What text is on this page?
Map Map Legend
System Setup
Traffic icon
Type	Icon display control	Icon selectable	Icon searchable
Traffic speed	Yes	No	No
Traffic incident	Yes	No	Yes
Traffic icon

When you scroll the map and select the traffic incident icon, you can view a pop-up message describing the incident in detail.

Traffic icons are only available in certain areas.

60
******************************
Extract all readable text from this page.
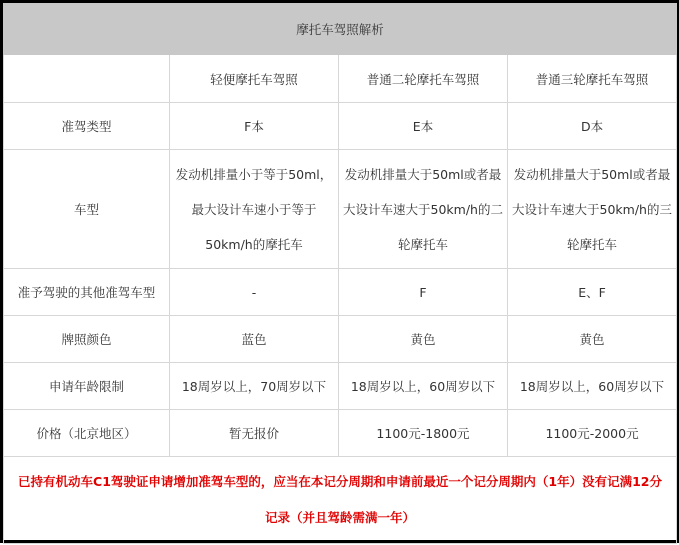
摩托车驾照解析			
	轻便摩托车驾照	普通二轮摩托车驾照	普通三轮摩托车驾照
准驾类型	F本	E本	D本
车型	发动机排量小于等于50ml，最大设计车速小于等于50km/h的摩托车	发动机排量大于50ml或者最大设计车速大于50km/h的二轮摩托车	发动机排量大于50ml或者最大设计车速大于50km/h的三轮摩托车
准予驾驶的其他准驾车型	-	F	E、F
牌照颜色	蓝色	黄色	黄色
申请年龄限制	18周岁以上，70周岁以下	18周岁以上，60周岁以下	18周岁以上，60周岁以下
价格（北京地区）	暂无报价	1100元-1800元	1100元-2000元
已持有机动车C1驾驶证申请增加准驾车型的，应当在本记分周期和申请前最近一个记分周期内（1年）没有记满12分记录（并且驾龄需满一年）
******************************
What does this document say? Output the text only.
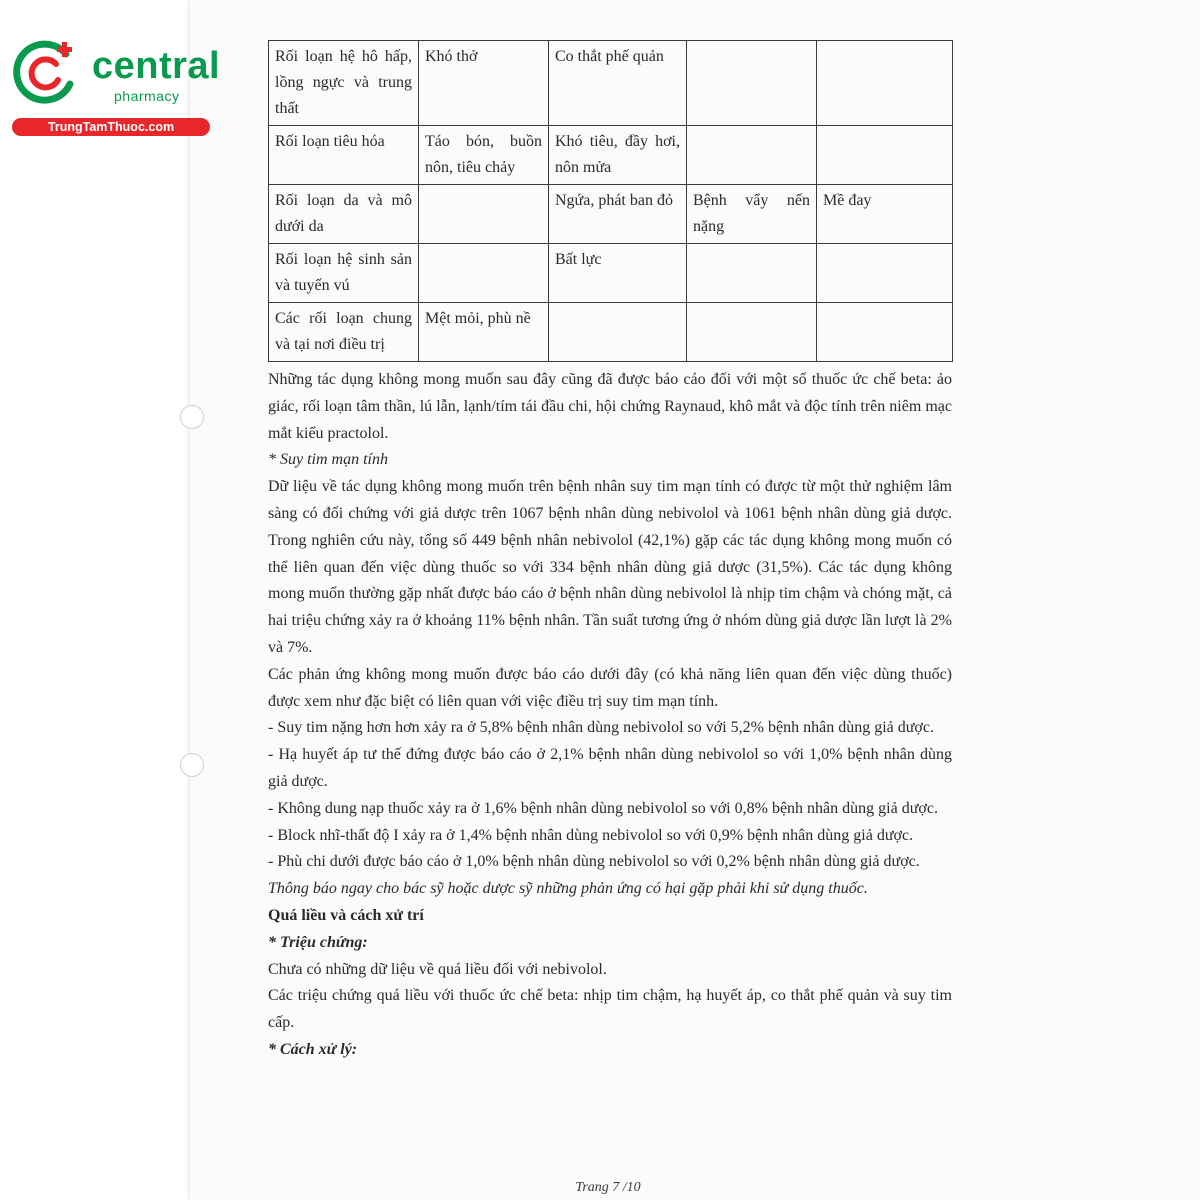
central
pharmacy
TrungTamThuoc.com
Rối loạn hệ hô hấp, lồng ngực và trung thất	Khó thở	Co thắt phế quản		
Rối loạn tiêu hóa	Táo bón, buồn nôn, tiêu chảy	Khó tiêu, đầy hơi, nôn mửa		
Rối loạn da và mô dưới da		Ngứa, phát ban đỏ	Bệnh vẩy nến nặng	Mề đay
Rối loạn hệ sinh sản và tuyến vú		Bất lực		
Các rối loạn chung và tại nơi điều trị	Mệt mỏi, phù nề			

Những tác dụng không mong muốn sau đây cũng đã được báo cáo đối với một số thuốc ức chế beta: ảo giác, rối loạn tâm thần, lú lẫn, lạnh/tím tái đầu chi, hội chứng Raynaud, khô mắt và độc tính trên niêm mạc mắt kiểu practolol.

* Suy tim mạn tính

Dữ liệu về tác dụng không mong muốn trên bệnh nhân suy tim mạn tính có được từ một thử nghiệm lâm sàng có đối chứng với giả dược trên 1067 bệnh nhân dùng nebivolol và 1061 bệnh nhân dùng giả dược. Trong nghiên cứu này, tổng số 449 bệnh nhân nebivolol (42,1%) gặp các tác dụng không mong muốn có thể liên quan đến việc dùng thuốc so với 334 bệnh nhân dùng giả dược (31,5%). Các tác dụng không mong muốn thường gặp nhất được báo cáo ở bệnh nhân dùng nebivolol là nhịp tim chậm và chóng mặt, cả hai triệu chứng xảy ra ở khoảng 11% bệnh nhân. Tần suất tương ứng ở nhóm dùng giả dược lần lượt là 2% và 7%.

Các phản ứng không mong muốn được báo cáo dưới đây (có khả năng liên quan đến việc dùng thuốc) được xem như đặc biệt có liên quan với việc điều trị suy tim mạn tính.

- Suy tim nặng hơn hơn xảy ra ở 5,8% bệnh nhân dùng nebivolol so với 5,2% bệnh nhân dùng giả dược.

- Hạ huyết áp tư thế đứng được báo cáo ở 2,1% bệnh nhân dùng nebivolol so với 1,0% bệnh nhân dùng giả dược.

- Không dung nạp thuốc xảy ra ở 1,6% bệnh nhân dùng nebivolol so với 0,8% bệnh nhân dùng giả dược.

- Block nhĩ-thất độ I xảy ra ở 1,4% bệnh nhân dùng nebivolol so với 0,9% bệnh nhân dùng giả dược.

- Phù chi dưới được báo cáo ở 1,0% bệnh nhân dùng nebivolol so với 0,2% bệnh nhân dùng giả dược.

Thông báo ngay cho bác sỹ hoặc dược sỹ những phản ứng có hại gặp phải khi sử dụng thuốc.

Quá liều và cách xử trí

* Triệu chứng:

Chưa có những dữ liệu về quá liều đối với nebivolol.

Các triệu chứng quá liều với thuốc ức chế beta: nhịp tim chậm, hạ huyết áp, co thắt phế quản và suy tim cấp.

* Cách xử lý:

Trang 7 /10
******************************
[Exercise goal]: What is the number of lines that contain "page"? Reply with that number alone.

[Written reply]: 2